--- START Listed entries ---
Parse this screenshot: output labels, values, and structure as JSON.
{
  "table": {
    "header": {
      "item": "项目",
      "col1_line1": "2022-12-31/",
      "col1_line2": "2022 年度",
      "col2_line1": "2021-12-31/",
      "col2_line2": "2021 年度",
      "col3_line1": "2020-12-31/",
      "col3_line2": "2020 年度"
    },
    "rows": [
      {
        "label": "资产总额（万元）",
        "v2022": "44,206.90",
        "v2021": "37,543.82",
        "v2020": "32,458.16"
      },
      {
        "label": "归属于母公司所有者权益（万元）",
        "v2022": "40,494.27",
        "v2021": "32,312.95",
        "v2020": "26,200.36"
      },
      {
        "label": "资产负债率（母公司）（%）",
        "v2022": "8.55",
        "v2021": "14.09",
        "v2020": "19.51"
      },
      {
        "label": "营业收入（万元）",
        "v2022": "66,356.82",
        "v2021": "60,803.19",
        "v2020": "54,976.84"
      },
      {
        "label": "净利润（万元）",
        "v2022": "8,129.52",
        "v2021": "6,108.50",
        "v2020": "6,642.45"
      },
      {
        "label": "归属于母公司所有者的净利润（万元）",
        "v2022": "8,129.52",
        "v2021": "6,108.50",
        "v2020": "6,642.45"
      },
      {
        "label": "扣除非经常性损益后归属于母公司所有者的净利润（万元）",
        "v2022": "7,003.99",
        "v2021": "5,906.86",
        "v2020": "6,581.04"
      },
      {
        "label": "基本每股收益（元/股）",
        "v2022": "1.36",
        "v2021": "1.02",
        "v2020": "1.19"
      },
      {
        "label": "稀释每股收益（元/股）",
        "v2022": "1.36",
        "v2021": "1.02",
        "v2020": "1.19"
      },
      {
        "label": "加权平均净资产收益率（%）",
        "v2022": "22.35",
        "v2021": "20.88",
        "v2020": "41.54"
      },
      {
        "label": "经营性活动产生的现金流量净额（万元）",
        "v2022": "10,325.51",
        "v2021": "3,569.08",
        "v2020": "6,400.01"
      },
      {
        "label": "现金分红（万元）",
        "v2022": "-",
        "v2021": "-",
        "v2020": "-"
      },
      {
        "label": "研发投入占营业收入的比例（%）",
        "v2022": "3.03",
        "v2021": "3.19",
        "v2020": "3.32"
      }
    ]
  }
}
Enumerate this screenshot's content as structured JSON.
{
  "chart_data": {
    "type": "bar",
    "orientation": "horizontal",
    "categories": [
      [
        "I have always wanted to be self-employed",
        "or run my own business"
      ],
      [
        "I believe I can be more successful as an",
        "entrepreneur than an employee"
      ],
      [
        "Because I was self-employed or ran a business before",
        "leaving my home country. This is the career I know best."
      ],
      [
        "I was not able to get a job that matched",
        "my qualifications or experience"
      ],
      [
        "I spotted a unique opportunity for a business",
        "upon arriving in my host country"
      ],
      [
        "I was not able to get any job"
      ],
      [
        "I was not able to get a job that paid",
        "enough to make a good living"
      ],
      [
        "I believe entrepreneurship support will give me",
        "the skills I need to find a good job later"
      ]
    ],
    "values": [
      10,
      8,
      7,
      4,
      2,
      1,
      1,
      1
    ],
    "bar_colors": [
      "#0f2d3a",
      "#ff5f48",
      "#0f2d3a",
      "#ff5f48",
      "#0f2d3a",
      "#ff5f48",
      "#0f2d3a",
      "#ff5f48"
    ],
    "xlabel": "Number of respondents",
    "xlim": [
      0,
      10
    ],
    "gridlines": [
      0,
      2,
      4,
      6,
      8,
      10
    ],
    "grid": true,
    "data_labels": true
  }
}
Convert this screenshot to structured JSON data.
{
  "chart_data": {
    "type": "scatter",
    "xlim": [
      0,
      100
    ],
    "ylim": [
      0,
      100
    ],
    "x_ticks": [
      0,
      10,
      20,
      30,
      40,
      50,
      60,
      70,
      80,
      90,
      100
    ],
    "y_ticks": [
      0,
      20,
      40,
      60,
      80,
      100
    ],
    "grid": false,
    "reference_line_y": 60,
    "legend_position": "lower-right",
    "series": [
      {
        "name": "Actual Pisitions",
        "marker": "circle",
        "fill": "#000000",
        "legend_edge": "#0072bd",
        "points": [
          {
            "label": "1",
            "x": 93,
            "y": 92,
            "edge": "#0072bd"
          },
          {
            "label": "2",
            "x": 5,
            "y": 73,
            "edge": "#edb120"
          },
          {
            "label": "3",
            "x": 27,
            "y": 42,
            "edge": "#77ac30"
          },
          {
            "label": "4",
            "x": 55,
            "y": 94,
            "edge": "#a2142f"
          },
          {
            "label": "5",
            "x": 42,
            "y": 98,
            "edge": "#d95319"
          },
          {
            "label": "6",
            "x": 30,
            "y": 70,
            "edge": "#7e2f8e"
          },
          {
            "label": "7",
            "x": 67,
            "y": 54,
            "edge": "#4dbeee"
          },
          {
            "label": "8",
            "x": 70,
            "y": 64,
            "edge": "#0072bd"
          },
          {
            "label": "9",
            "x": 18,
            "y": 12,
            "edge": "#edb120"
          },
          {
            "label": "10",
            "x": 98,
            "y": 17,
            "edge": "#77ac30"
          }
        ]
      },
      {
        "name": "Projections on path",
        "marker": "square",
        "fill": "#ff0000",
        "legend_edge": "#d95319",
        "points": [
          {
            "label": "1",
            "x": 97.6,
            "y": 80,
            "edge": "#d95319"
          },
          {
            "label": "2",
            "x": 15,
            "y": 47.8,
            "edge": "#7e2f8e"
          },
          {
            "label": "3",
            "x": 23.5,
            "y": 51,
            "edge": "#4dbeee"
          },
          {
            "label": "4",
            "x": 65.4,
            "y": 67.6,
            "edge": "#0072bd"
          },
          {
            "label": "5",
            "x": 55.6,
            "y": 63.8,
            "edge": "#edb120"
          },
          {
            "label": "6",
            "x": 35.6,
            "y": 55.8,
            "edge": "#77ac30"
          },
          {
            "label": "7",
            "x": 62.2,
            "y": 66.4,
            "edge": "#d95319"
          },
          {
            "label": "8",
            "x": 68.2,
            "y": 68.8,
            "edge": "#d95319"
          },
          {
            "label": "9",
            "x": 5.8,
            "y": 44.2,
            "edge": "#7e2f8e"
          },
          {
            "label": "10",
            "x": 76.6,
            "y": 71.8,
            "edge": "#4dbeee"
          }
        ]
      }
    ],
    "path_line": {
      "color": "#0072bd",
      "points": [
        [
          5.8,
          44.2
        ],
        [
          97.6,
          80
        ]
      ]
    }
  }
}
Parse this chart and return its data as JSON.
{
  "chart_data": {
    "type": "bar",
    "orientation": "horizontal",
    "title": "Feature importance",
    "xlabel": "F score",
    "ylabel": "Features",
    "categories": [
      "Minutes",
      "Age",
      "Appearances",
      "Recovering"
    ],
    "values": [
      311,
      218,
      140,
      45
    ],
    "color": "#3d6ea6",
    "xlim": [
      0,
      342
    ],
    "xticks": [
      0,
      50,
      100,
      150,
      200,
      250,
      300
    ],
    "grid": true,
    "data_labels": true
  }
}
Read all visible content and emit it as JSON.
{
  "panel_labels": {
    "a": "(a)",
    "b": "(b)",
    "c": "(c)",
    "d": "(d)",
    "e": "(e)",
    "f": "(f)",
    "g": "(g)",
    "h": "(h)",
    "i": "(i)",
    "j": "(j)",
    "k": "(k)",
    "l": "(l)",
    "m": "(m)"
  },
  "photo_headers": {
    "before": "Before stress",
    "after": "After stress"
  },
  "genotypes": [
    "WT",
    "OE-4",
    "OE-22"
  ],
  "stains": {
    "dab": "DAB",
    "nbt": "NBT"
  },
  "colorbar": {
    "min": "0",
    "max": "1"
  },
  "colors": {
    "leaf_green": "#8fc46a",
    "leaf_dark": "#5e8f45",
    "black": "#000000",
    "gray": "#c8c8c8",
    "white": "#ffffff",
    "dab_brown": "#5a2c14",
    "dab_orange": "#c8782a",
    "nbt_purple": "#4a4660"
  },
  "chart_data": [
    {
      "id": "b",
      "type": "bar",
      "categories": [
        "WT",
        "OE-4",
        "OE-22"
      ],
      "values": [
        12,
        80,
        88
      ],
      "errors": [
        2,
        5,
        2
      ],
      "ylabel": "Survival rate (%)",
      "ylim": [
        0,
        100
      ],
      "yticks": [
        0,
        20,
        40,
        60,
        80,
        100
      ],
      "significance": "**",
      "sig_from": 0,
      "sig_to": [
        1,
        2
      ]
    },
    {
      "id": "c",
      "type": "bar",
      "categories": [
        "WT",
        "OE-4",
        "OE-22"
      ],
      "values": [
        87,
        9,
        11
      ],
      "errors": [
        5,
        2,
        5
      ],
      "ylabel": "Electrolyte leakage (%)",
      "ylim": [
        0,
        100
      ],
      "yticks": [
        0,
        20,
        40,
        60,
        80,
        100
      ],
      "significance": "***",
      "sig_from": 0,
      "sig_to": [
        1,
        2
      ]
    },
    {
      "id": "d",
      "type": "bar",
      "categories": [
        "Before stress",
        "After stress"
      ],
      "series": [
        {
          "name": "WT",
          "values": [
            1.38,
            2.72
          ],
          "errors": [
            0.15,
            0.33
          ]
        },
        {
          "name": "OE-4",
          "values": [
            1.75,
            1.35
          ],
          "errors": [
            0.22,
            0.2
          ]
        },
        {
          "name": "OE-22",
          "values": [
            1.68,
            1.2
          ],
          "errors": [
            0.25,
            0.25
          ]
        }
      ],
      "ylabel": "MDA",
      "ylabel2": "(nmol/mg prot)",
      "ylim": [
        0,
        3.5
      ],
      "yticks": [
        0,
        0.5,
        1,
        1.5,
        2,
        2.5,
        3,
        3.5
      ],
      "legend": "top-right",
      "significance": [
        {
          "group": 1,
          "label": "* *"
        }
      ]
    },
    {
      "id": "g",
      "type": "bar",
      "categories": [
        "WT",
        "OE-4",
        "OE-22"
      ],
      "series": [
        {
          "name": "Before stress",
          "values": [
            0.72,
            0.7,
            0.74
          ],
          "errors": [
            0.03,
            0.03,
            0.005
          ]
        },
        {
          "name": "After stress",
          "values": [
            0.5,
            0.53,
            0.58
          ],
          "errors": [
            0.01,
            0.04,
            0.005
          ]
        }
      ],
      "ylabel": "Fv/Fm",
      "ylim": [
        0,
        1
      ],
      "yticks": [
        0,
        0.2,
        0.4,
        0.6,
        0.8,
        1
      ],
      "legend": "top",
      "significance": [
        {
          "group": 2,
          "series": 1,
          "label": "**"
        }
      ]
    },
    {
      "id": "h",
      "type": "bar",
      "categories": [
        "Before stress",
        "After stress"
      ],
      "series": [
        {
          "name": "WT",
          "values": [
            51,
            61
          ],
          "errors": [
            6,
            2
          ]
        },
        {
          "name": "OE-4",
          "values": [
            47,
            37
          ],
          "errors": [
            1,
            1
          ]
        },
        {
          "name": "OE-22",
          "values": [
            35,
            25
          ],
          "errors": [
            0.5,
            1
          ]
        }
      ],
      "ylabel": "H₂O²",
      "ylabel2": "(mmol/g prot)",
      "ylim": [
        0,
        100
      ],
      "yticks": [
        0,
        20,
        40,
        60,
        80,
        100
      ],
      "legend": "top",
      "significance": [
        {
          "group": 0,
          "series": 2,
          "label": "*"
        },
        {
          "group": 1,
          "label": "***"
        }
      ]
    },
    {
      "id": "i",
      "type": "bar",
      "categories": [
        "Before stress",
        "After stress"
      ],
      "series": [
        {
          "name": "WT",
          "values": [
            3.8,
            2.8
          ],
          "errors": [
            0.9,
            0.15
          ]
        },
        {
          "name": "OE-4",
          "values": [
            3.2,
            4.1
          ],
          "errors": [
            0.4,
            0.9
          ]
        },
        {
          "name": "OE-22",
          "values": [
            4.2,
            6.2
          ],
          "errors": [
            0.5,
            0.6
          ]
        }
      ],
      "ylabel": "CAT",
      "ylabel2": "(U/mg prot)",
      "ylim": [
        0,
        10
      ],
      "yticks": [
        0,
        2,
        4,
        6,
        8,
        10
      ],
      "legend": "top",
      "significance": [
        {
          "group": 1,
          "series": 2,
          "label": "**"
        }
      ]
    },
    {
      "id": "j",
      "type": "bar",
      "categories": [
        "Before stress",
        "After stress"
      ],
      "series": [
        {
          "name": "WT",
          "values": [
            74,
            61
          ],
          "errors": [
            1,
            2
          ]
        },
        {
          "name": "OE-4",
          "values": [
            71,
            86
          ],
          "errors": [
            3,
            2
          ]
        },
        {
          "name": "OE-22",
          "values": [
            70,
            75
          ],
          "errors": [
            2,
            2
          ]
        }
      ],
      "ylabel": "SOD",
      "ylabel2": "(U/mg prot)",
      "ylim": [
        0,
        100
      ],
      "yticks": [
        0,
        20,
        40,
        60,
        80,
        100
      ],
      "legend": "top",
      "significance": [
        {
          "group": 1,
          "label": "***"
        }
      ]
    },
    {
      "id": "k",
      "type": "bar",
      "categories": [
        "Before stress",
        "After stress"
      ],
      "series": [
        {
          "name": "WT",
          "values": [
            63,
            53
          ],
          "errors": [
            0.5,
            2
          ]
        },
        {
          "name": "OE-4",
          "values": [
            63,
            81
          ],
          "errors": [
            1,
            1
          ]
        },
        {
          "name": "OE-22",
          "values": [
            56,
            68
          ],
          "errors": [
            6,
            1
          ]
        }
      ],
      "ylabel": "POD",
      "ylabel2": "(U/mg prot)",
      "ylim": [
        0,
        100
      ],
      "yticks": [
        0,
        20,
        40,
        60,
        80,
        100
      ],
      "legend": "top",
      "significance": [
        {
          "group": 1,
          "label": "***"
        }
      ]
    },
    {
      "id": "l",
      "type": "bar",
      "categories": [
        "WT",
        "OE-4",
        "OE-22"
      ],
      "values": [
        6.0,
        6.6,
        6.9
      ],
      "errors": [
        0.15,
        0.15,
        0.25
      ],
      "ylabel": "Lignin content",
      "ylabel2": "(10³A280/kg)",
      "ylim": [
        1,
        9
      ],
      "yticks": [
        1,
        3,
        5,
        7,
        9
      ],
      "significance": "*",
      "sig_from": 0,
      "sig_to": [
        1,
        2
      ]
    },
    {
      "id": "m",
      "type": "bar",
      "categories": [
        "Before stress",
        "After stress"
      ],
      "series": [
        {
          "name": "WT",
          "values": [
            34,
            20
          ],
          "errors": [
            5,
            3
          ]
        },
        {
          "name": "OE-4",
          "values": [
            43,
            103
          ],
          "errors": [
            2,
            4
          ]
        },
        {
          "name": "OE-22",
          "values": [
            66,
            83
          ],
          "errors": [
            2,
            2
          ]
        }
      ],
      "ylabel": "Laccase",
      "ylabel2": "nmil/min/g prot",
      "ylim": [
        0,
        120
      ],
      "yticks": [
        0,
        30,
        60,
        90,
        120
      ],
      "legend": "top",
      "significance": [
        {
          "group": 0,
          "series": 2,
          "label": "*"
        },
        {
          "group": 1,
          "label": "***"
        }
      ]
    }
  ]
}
--- END Listed entries ---
Search the listing for the string "Parse". Copy each line where it turns up.

Parse this screenshot: output labels, values, and structure as JSON.
Parse this chart and return its data as JSON.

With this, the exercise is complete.